# start of Data listing
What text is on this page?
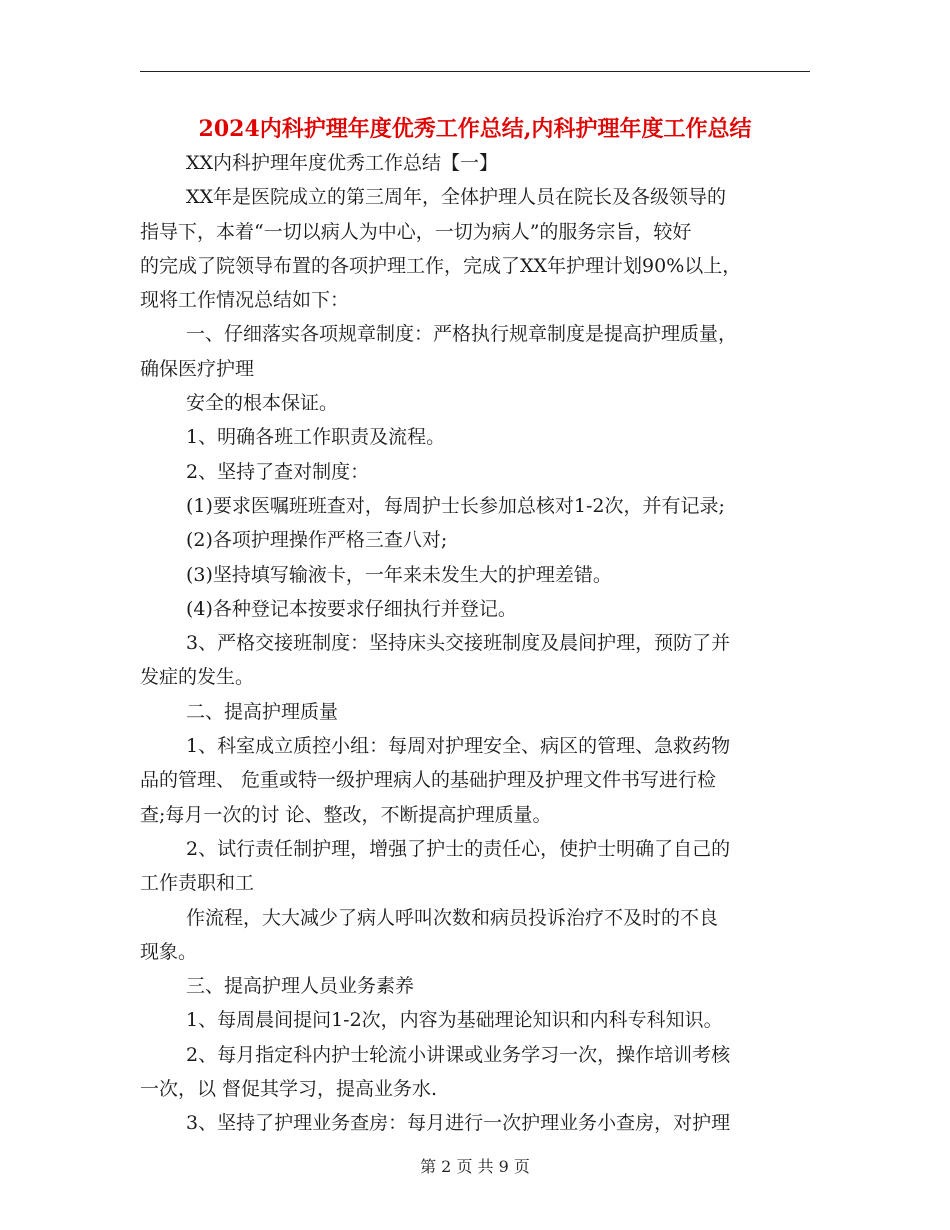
2024内科护理年度优秀工作总结,内科护理年度工作总结
XX内科护理年度优秀工作总结【一】
XX年是医院成立的第三周年，全体护理人员在院长及各级领导的
指导下，本着“一切以病人为中心，一切为病人”的服务宗旨，较好
的完成了院领导布置的各项护理工作，完成了XX年护理计划90%以上，
现将工作情况总结如下：
一、仔细落实各项规章制度：严格执行规章制度是提高护理质量，
确保医疗护理
安全的根本保证。
1、明确各班工作职责及流程。
2、坚持了查对制度：
(1)要求医嘱班班查对，每周护士长参加总核对1-2次，并有记录;
(2)各项护理操作严格三查八对;
(3)坚持填写输液卡，一年来未发生大的护理差错。
(4)各种登记本按要求仔细执行并登记。
3、严格交接班制度：坚持床头交接班制度及晨间护理，预防了并
发症的发生。
二、提高护理质量
1、科室成立质控小组：每周对护理安全、病区的管理、急救药物
品的管理、 危重或特一级护理病人的基础护理及护理文件书写进行检
查;每月一次的讨 论、整改，不断提高护理质量。
2、试行责任制护理，增强了护士的责任心，使护士明确了自己的
工作责职和工
作流程，大大减少了病人呼叫次数和病员投诉治疗不及时的不良
现象。
三、提高护理人员业务素养
1、每周晨间提问1-2次，内容为基础理论知识和内科专科知识。
2、每月指定科内护士轮流小讲课或业务学习一次，操作培训考核
一次，以 督促其学习，提高业务水.
3、坚持了护理业务查房：每月进行一次护理业务小查房，对护理
第 2 页 共 9 页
# end of Data listing
Print out the lines exactly, skipping any picture.

What text is on this page?
2024内科护理年度优秀工作总结,内科护理年度工作总结
XX内科护理年度优秀工作总结【一】
XX年是医院成立的第三周年，全体护理人员在院长及各级领导的
指导下，本着“一切以病人为中心，一切为病人”的服务宗旨，较好
的完成了院领导布置的各项护理工作，完成了XX年护理计划90%以上，
现将工作情况总结如下：
一、仔细落实各项规章制度：严格执行规章制度是提高护理质量，
确保医疗护理
安全的根本保证。
1、明确各班工作职责及流程。
2、坚持了查对制度：
(1)要求医嘱班班查对，每周护士长参加总核对1-2次，并有记录;
(2)各项护理操作严格三查八对;
(3)坚持填写输液卡，一年来未发生大的护理差错。
(4)各种登记本按要求仔细执行并登记。
3、严格交接班制度：坚持床头交接班制度及晨间护理，预防了并
发症的发生。
二、提高护理质量
1、科室成立质控小组：每周对护理安全、病区的管理、急救药物
品的管理、 危重或特一级护理病人的基础护理及护理文件书写进行检
查;每月一次的讨 论、整改，不断提高护理质量。
2、试行责任制护理，增强了护士的责任心，使护士明确了自己的
工作责职和工
作流程，大大减少了病人呼叫次数和病员投诉治疗不及时的不良
现象。
三、提高护理人员业务素养
1、每周晨间提问1-2次，内容为基础理论知识和内科专科知识。
2、每月指定科内护士轮流小讲课或业务学习一次，操作培训考核
一次，以 督促其学习，提高业务水.
3、坚持了护理业务查房：每月进行一次护理业务小查房，对护理
第 2 页 共 9 页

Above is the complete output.